[Figure record listings]
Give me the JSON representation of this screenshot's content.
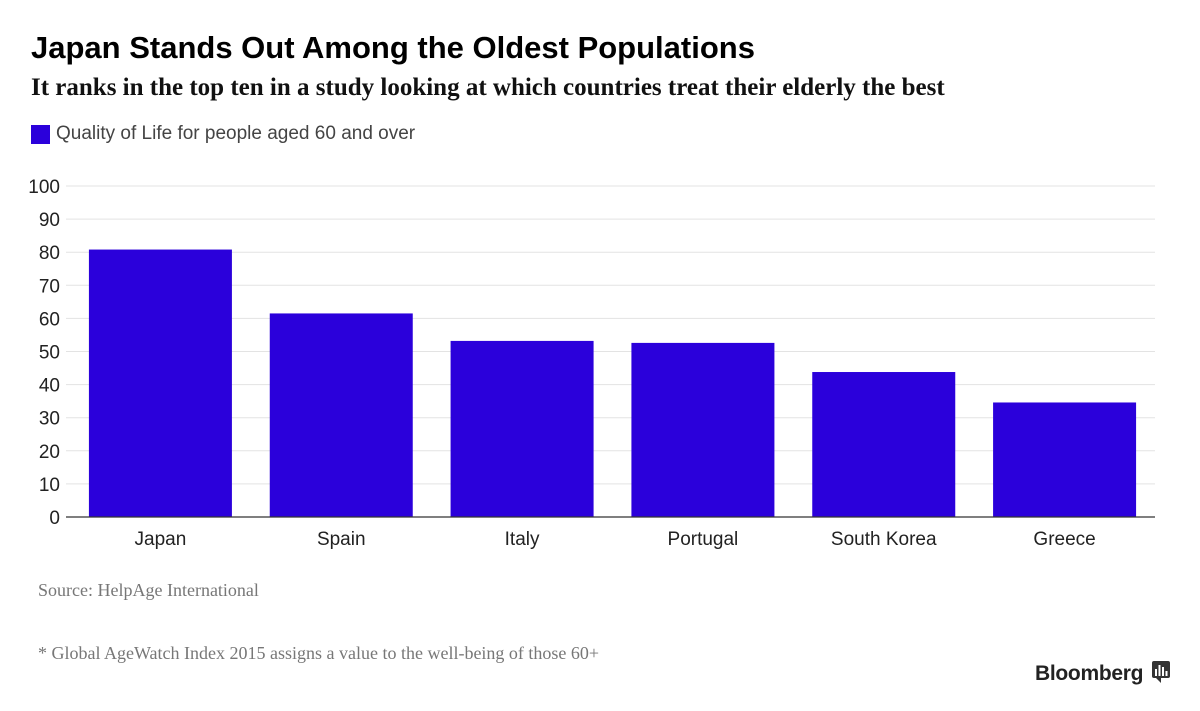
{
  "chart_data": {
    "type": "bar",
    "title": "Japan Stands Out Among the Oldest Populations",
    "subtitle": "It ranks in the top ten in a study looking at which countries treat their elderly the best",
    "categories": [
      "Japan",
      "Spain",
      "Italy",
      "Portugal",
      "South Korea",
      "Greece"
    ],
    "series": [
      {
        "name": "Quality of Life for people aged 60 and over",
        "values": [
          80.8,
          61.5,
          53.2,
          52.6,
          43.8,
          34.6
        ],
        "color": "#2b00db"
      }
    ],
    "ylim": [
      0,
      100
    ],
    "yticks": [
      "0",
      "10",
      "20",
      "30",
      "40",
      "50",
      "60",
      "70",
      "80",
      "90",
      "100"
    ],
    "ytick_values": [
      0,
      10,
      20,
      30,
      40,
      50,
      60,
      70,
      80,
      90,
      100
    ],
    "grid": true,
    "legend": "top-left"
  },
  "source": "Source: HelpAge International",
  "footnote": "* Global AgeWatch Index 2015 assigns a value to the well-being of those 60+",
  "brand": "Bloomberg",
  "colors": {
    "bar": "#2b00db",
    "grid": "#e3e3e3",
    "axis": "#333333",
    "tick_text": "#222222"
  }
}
...
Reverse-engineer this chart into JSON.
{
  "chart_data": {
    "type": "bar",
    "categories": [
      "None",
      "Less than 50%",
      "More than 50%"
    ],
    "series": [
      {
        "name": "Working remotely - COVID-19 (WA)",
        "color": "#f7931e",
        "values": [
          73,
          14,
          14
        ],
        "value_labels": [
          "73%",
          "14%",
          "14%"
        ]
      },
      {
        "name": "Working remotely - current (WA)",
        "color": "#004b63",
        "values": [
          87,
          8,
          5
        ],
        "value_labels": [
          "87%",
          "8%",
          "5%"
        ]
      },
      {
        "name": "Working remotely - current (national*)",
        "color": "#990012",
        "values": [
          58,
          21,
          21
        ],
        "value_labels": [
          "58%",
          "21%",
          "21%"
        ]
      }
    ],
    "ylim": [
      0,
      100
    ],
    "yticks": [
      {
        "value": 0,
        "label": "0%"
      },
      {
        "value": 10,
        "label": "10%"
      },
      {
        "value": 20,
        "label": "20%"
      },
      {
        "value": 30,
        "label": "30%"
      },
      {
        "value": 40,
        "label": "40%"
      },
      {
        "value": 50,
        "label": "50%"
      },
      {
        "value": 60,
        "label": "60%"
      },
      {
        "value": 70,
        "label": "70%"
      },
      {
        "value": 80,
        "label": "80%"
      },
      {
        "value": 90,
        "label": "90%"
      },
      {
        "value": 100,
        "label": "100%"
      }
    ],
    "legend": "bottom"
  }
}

What the task requires.
Scan the material above for the string "remotely" and return the lines that hold it.

Full output.
        "name": "Working remotely - COVID-19 (WA)",
        "name": "Working remotely - current (WA)",
        "name": "Working remotely - current (national*)",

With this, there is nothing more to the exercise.